• _EXERCISE DESCRIPTION_: Using the data beneath, show every line that includes the word "principal".

# start of MATERIAL

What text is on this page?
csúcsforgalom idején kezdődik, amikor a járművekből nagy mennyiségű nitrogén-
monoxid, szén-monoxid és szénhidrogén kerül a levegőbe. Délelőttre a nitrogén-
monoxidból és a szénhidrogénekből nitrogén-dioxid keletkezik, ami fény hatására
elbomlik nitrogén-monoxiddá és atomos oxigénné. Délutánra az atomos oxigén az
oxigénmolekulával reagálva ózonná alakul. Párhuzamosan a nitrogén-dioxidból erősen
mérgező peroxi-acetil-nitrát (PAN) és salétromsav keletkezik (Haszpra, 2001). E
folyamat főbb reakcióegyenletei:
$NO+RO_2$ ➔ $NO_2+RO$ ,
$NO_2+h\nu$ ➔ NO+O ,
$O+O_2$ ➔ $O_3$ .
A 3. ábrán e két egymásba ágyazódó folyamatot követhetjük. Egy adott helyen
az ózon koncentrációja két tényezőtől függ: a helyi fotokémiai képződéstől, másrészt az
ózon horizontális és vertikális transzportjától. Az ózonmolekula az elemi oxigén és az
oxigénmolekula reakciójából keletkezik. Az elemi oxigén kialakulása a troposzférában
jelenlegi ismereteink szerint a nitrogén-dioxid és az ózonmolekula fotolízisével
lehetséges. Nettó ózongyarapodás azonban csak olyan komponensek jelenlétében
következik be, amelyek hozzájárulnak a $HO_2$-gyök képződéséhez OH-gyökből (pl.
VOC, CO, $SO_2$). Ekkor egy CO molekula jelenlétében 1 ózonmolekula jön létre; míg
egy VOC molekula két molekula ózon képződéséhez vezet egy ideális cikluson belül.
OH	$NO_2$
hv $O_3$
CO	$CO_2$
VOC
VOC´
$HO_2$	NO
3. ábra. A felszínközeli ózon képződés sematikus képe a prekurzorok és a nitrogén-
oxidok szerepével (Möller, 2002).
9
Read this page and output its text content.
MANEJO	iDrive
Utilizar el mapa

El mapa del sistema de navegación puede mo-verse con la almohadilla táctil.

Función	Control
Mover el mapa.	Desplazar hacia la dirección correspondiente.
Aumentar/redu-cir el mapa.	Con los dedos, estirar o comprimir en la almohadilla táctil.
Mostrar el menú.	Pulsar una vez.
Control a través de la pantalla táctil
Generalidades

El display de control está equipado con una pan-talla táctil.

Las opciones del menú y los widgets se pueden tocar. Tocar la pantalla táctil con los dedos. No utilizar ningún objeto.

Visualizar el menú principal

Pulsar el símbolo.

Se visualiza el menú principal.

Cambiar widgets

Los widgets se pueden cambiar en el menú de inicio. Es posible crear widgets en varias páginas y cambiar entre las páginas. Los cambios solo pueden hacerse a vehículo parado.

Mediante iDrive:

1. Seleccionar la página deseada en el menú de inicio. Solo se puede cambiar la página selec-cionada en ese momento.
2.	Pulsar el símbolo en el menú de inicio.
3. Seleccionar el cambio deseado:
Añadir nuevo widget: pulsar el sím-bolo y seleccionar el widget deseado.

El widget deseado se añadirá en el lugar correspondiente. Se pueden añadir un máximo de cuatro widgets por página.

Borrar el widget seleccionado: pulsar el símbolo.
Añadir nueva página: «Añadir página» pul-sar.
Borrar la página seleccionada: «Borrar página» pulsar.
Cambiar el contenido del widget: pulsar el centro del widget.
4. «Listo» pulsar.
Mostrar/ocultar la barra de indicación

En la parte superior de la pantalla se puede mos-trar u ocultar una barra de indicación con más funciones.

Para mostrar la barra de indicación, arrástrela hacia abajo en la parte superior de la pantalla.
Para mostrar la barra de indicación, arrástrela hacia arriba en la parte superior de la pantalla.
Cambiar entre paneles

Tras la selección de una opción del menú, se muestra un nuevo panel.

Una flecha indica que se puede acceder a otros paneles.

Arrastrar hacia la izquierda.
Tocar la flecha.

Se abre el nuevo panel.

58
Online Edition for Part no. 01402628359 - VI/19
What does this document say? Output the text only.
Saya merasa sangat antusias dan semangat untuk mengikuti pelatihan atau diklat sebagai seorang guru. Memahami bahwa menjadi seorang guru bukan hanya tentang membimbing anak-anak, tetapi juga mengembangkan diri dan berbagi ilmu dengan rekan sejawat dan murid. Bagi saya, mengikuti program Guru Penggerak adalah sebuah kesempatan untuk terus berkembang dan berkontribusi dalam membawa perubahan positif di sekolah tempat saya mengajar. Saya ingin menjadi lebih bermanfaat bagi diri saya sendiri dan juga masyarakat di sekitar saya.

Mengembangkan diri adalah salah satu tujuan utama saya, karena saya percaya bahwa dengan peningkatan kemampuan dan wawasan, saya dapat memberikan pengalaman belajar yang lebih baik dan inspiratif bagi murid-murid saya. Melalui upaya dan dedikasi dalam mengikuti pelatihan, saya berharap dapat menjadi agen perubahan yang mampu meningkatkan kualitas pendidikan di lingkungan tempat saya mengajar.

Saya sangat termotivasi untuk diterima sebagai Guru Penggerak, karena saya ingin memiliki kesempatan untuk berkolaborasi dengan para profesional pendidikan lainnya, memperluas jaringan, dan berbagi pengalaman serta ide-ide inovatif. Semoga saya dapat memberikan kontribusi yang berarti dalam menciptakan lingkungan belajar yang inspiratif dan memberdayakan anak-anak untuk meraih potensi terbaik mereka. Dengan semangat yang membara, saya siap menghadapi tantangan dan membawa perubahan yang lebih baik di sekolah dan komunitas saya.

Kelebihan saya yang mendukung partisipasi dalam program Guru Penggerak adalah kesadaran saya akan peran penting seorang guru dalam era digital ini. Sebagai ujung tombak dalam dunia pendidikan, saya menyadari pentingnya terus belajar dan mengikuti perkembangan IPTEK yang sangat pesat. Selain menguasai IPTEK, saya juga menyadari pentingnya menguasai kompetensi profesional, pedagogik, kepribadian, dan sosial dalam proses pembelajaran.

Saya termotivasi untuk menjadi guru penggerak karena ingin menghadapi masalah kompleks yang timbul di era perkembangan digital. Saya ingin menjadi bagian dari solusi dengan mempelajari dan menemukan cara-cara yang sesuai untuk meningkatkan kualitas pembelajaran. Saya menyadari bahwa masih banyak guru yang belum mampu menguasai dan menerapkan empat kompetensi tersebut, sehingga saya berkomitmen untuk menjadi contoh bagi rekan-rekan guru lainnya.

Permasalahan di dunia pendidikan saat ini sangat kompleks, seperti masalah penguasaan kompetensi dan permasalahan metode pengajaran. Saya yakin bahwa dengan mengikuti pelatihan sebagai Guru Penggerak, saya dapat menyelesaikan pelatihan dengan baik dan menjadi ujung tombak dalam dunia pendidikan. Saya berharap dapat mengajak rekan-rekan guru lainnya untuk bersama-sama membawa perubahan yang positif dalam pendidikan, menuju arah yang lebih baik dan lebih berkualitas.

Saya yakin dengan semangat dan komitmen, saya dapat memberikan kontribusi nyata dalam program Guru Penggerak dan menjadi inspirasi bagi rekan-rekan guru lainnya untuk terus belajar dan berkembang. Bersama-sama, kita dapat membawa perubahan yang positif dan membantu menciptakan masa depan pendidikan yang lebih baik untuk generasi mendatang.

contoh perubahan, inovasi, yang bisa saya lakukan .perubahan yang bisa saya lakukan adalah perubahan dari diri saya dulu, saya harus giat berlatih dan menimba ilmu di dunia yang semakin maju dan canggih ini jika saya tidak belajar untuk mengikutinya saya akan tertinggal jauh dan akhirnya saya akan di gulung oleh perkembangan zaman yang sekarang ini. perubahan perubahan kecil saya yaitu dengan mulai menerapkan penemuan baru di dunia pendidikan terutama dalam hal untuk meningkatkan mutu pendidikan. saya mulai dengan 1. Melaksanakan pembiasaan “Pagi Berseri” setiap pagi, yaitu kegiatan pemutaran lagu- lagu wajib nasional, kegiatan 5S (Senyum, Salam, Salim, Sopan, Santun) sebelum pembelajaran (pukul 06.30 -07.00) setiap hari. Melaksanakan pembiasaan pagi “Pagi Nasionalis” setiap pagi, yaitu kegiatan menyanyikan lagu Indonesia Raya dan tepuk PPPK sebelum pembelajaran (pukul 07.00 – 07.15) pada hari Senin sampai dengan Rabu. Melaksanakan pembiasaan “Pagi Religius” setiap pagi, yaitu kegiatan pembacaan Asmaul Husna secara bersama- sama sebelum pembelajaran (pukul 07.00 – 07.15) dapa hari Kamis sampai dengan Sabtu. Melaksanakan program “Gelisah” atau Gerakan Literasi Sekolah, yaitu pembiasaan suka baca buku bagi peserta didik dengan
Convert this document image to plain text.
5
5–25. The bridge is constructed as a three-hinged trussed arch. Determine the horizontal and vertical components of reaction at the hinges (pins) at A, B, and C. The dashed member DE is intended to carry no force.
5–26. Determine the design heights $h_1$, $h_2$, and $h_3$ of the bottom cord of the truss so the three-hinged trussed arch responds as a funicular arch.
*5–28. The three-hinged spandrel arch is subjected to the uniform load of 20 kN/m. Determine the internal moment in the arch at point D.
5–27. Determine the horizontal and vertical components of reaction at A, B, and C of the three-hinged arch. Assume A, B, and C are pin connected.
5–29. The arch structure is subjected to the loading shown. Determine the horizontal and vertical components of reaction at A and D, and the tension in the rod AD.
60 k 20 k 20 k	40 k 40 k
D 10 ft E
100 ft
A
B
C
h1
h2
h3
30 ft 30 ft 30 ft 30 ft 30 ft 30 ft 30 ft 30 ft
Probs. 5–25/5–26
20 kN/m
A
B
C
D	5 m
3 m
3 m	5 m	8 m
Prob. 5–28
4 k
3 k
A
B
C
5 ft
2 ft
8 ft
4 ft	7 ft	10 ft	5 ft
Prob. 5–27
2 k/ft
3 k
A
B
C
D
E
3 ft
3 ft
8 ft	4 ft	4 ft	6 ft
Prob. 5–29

# end of MATERIAL

• _CORRECT OUTPUT_:
Visualizar el menú principal
Se visualiza el menú principal.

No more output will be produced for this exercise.